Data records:
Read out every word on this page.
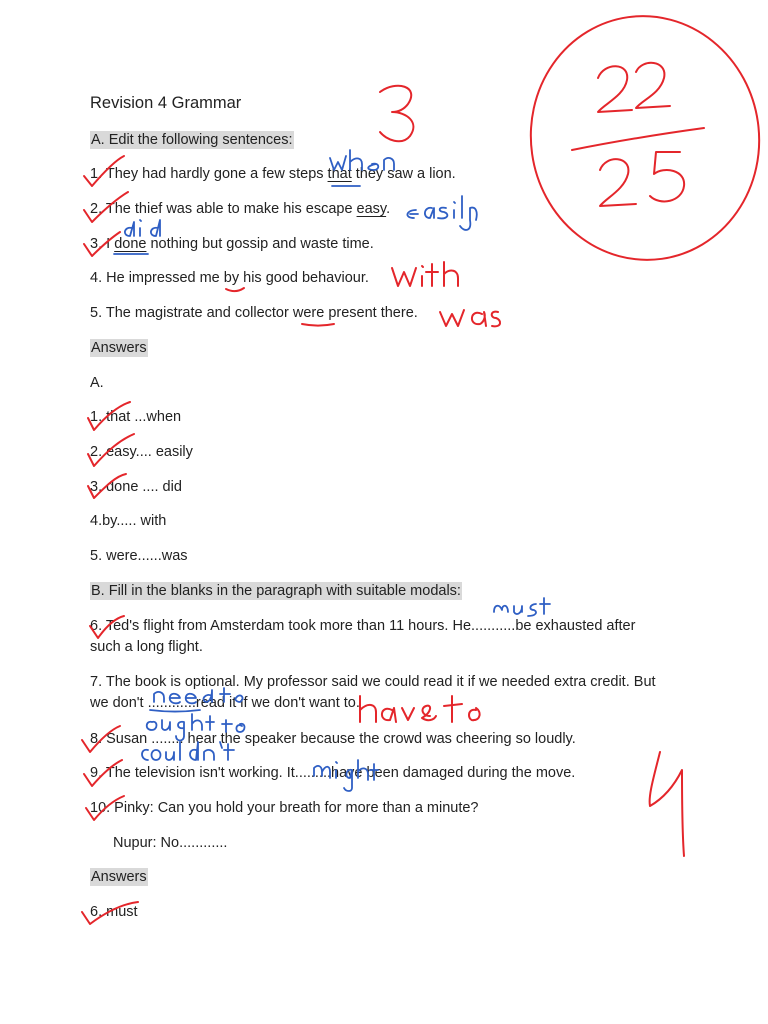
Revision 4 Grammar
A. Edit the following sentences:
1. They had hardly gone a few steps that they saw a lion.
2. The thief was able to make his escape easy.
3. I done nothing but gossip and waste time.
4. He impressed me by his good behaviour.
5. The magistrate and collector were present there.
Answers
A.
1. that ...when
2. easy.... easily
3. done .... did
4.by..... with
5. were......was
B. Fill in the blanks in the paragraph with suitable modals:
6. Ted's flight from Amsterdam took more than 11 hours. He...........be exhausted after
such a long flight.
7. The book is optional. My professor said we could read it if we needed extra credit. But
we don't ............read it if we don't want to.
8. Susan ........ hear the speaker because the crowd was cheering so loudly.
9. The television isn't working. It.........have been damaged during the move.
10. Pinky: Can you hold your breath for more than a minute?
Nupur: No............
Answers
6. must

_Exercise aim_: Reproduce the material above in full, exactly, with no images.

_Response_:
Read out every word on this page.
Revision 4 Grammar
A. Edit the following sentences:
1. They had hardly gone a few steps that they saw a lion.
2. The thief was able to make his escape easy.
3. I done nothing but gossip and waste time.
4. He impressed me by his good behaviour.
5. The magistrate and collector were present there.
Answers
A.
1. that ...when
2. easy.... easily
3. done .... did
4.by..... with
5. were......was
B. Fill in the blanks in the paragraph with suitable modals:
6. Ted's flight from Amsterdam took more than 11 hours. He...........be exhausted after
such a long flight.
7. The book is optional. My professor said we could read it if we needed extra credit. But
we don't ............read it if we don't want to.
8. Susan ........ hear the speaker because the crowd was cheering so loudly.
9. The television isn't working. It.........have been damaged during the move.
10. Pinky: Can you hold your breath for more than a minute?
Nupur: No............
Answers
6. must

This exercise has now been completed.